[Items listed in a dataset]

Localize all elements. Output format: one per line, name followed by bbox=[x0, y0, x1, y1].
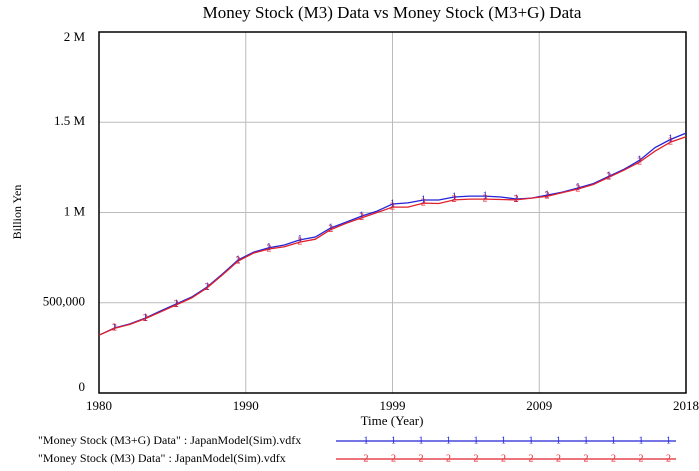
legend-marker: 1 bbox=[556, 435, 561, 446]
legend-marker: 2 bbox=[419, 453, 424, 464]
legend-marker: 2 bbox=[584, 453, 589, 464]
series-marker: 2 bbox=[359, 212, 364, 223]
legend-marker: 2 bbox=[556, 453, 561, 464]
series-marker: 2 bbox=[483, 193, 488, 204]
series-marker: 1 bbox=[266, 242, 271, 253]
y-tick-label: 500,000 bbox=[43, 294, 85, 309]
series-marker: 2 bbox=[514, 194, 519, 205]
series-marker: 1 bbox=[205, 281, 210, 292]
series-marker: 1 bbox=[544, 189, 549, 200]
series-line bbox=[98, 136, 687, 336]
series-marker: 1 bbox=[328, 222, 333, 233]
y-tick-label: 0 bbox=[79, 379, 86, 394]
legend-marker: 1 bbox=[474, 435, 479, 446]
series-marker: 1 bbox=[390, 198, 395, 209]
legend-marker: 1 bbox=[611, 435, 616, 446]
y-axis-label: Billion Yen bbox=[10, 185, 24, 240]
x-axis-label: Time (Year) bbox=[361, 413, 424, 428]
series-marker: 2 bbox=[266, 243, 271, 254]
legend-marker: 2 bbox=[501, 453, 506, 464]
legend-marker: 1 bbox=[529, 435, 534, 446]
series-marker: 2 bbox=[390, 201, 395, 212]
series-marker: 1 bbox=[514, 193, 519, 204]
series-marker: 2 bbox=[668, 136, 673, 147]
series-marker: 1 bbox=[421, 194, 426, 205]
x-tick-label: 1990 bbox=[233, 398, 259, 413]
series-marker: 2 bbox=[421, 197, 426, 208]
series-marker: 2 bbox=[236, 256, 241, 267]
series-marker: 1 bbox=[606, 171, 611, 182]
x-tick-label: 1999 bbox=[380, 398, 406, 413]
legend-label: "Money Stock (M3) Data" : JapanModel(Sim… bbox=[38, 451, 286, 465]
legend-marker: 1 bbox=[666, 435, 671, 446]
series-line bbox=[98, 132, 687, 336]
legend-marker: 2 bbox=[446, 453, 451, 464]
series-marker: 2 bbox=[575, 183, 580, 194]
x-tick-label: 1980 bbox=[86, 398, 112, 413]
series-marker: 1 bbox=[575, 182, 580, 193]
legend-marker: 2 bbox=[639, 453, 644, 464]
series-marker: 2 bbox=[143, 313, 148, 324]
series-marker: 2 bbox=[328, 224, 333, 235]
series-marker: 1 bbox=[174, 298, 179, 309]
legend-marker: 1 bbox=[584, 435, 589, 446]
series-marker: 2 bbox=[205, 282, 210, 293]
series-marker: 1 bbox=[637, 154, 642, 165]
series-marker: 1 bbox=[483, 190, 488, 201]
legend-marker: 1 bbox=[364, 435, 369, 446]
series-marker: 2 bbox=[297, 236, 302, 247]
chart-title: Money Stock (M3) Data vs Money Stock (M3… bbox=[203, 3, 582, 22]
legend-marker: 1 bbox=[501, 435, 506, 446]
y-tick-label: 1.5 M bbox=[54, 113, 86, 128]
legend-label: "Money Stock (M3+G) Data" : JapanModel(S… bbox=[38, 433, 301, 447]
series-marker: 2 bbox=[174, 299, 179, 310]
series-marker: 2 bbox=[112, 323, 117, 334]
legend-marker: 1 bbox=[639, 435, 644, 446]
legend-marker: 2 bbox=[474, 453, 479, 464]
y-tick-label: 2 M bbox=[64, 29, 86, 44]
series-marker: 2 bbox=[606, 172, 611, 183]
series-marker: 2 bbox=[452, 194, 457, 205]
x-tick-label: 2009 bbox=[526, 398, 552, 413]
legend-marker: 2 bbox=[611, 453, 616, 464]
series-marker: 2 bbox=[544, 191, 549, 202]
series-marker: 1 bbox=[668, 134, 673, 145]
series-marker: 1 bbox=[236, 254, 241, 265]
legend-marker: 2 bbox=[529, 453, 534, 464]
x-tick-label: 2018 bbox=[673, 398, 699, 413]
legend-marker: 2 bbox=[666, 453, 671, 464]
legend-marker: 2 bbox=[391, 453, 396, 464]
y-tick-label: 1 M bbox=[64, 203, 86, 218]
series-marker: 1 bbox=[359, 210, 364, 221]
legend-marker: 1 bbox=[419, 435, 424, 446]
series-marker: 2 bbox=[637, 156, 642, 167]
legend-marker: 1 bbox=[446, 435, 451, 446]
legend-marker: 1 bbox=[391, 435, 396, 446]
legend-marker: 2 bbox=[364, 453, 369, 464]
series-marker: 1 bbox=[297, 234, 302, 245]
series-marker: 1 bbox=[452, 191, 457, 202]
plot-border bbox=[98, 31, 687, 394]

*The task*:
Rewrite every line of the listing above with "series-marker" replaced by "data-point" and everything else unchanged. Leave the pictures out of your answer.

*Reply*:
Localize all elements. Output format: one per line, name followed by bbox=[x0, y0, x1, y1].
legend-marker: 1 bbox=[556, 435, 561, 446]
legend-marker: 2 bbox=[419, 453, 424, 464]
legend-marker: 2 bbox=[584, 453, 589, 464]
data-point: 2 bbox=[359, 212, 364, 223]
legend-marker: 2 bbox=[556, 453, 561, 464]
data-point: 2 bbox=[483, 193, 488, 204]
data-point: 1 bbox=[266, 242, 271, 253]
y-tick-label: 500,000 bbox=[43, 294, 85, 309]
data-point: 2 bbox=[514, 194, 519, 205]
data-point: 1 bbox=[205, 281, 210, 292]
data-point: 1 bbox=[544, 189, 549, 200]
series-line bbox=[98, 136, 687, 336]
data-point: 1 bbox=[328, 222, 333, 233]
y-tick-label: 0 bbox=[79, 379, 86, 394]
legend-marker: 1 bbox=[474, 435, 479, 446]
data-point: 1 bbox=[390, 198, 395, 209]
legend-marker: 1 bbox=[611, 435, 616, 446]
y-axis-label: Billion Yen bbox=[10, 185, 24, 240]
x-axis-label: Time (Year) bbox=[361, 413, 424, 428]
data-point: 2 bbox=[266, 243, 271, 254]
legend-marker: 2 bbox=[501, 453, 506, 464]
legend-marker: 1 bbox=[529, 435, 534, 446]
data-point: 2 bbox=[390, 201, 395, 212]
data-point: 1 bbox=[514, 193, 519, 204]
data-point: 2 bbox=[668, 136, 673, 147]
data-point: 1 bbox=[421, 194, 426, 205]
x-tick-label: 1990 bbox=[233, 398, 259, 413]
data-point: 2 bbox=[421, 197, 426, 208]
data-point: 2 bbox=[236, 256, 241, 267]
data-point: 1 bbox=[606, 171, 611, 182]
x-tick-label: 1999 bbox=[380, 398, 406, 413]
legend-label: "Money Stock (M3) Data" : JapanModel(Sim… bbox=[38, 451, 286, 465]
legend-marker: 1 bbox=[666, 435, 671, 446]
series-line bbox=[98, 132, 687, 336]
legend-marker: 2 bbox=[446, 453, 451, 464]
data-point: 2 bbox=[575, 183, 580, 194]
x-tick-label: 1980 bbox=[86, 398, 112, 413]
data-point: 1 bbox=[575, 182, 580, 193]
legend-marker: 2 bbox=[639, 453, 644, 464]
data-point: 2 bbox=[143, 313, 148, 324]
data-point: 2 bbox=[328, 224, 333, 235]
data-point: 1 bbox=[174, 298, 179, 309]
legend-marker: 1 bbox=[584, 435, 589, 446]
data-point: 2 bbox=[205, 282, 210, 293]
data-point: 1 bbox=[637, 154, 642, 165]
data-point: 1 bbox=[483, 190, 488, 201]
legend-marker: 1 bbox=[364, 435, 369, 446]
data-point: 2 bbox=[297, 236, 302, 247]
chart-title: Money Stock (M3) Data vs Money Stock (M3… bbox=[203, 3, 582, 22]
legend-marker: 1 bbox=[501, 435, 506, 446]
y-tick-label: 1.5 M bbox=[54, 113, 86, 128]
legend-label: "Money Stock (M3+G) Data" : JapanModel(S… bbox=[38, 433, 301, 447]
data-point: 2 bbox=[174, 299, 179, 310]
data-point: 2 bbox=[112, 323, 117, 334]
legend-marker: 1 bbox=[639, 435, 644, 446]
legend-marker: 2 bbox=[474, 453, 479, 464]
y-tick-label: 2 M bbox=[64, 29, 86, 44]
data-point: 2 bbox=[606, 172, 611, 183]
data-point: 2 bbox=[452, 194, 457, 205]
x-tick-label: 2009 bbox=[526, 398, 552, 413]
legend-marker: 2 bbox=[611, 453, 616, 464]
data-point: 2 bbox=[544, 191, 549, 202]
data-point: 1 bbox=[668, 134, 673, 145]
data-point: 1 bbox=[236, 254, 241, 265]
legend-marker: 2 bbox=[529, 453, 534, 464]
x-tick-label: 2018 bbox=[673, 398, 699, 413]
legend-marker: 2 bbox=[666, 453, 671, 464]
legend-marker: 2 bbox=[391, 453, 396, 464]
y-tick-label: 1 M bbox=[64, 203, 86, 218]
data-point: 1 bbox=[359, 210, 364, 221]
legend-marker: 1 bbox=[419, 435, 424, 446]
data-point: 2 bbox=[637, 156, 642, 167]
legend-marker: 1 bbox=[446, 435, 451, 446]
legend-marker: 1 bbox=[391, 435, 396, 446]
legend-marker: 2 bbox=[364, 453, 369, 464]
data-point: 1 bbox=[297, 234, 302, 245]
data-point: 1 bbox=[452, 191, 457, 202]
plot-border bbox=[98, 31, 687, 394]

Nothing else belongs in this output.